What follows is a listing; give it again exactly, in its entirety.

+++ Material +++

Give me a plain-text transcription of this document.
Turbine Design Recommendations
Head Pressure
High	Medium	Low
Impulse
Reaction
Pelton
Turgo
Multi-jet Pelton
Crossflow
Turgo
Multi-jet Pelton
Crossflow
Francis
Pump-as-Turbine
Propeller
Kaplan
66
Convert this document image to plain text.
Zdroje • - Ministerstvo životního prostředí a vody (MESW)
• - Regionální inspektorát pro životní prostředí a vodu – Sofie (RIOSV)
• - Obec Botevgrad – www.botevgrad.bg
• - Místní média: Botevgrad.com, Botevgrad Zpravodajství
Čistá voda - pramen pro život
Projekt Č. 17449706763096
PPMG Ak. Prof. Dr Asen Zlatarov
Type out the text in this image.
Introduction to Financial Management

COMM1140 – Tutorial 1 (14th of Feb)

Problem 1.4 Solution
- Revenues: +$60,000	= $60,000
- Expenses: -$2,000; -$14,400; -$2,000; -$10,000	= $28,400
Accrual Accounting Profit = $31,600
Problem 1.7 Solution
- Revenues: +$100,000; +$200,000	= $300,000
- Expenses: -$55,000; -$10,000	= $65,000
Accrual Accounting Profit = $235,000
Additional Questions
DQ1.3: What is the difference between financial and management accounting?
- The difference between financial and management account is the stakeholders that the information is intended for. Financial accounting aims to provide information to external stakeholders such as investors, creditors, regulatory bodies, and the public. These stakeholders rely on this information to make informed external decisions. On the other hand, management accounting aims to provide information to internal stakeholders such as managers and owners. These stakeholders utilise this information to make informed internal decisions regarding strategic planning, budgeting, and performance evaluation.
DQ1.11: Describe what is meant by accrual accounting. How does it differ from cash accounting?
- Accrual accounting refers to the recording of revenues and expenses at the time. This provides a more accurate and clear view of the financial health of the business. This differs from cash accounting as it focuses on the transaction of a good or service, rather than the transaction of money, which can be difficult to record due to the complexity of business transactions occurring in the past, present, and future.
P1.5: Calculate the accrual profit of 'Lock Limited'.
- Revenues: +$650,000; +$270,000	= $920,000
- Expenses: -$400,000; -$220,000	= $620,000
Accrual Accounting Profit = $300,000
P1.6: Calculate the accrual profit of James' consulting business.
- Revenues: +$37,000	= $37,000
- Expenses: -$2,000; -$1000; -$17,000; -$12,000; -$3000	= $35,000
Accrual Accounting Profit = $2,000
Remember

+++

**Answer to the task**
Give me a plain-text transcription of this document.
Turbine Design Recommendations
Head Pressure
High	Medium	Low
Impulse
Reaction
Pelton
Turgo
Multi-jet Pelton
Crossflow
Turgo
Multi-jet Pelton
Crossflow
Francis
Pump-as-Turbine
Propeller
Kaplan
66
Convert this document image to plain text.
Zdroje • - Ministerstvo životního prostředí a vody (MESW)
• - Regionální inspektorát pro životní prostředí a vodu – Sofie (RIOSV)
• - Obec Botevgrad – www.botevgrad.bg
• - Místní média: Botevgrad.com, Botevgrad Zpravodajství
Čistá voda - pramen pro život
Projekt Č. 17449706763096
PPMG Ak. Prof. Dr Asen Zlatarov
Type out the text in this image.
Introduction to Financial Management

COMM1140 – Tutorial 1 (14th of Feb)

Problem 1.4 Solution
- Revenues: +$60,000	= $60,000
- Expenses: -$2,000; -$14,400; -$2,000; -$10,000	= $28,400
Accrual Accounting Profit = $31,600
Problem 1.7 Solution
- Revenues: +$100,000; +$200,000	= $300,000
- Expenses: -$55,000; -$10,000	= $65,000
Accrual Accounting Profit = $235,000
Additional Questions
DQ1.3: What is the difference between financial and management accounting?
- The difference between financial and management account is the stakeholders that the information is intended for. Financial accounting aims to provide information to external stakeholders such as investors, creditors, regulatory bodies, and the public. These stakeholders rely on this information to make informed external decisions. On the other hand, management accounting aims to provide information to internal stakeholders such as managers and owners. These stakeholders utilise this information to make informed internal decisions regarding strategic planning, budgeting, and performance evaluation.
DQ1.11: Describe what is meant by accrual accounting. How does it differ from cash accounting?
- Accrual accounting refers to the recording of revenues and expenses at the time. This provides a more accurate and clear view of the financial health of the business. This differs from cash accounting as it focuses on the transaction of a good or service, rather than the transaction of money, which can be difficult to record due to the complexity of business transactions occurring in the past, present, and future.
P1.5: Calculate the accrual profit of 'Lock Limited'.
- Revenues: +$650,000; +$270,000	= $920,000
- Expenses: -$400,000; -$220,000	= $620,000
Accrual Accounting Profit = $300,000
P1.6: Calculate the accrual profit of James' consulting business.
- Revenues: +$37,000	= $37,000
- Expenses: -$2,000; -$1000; -$17,000; -$12,000; -$3000	= $35,000
Accrual Accounting Profit = $2,000
Remember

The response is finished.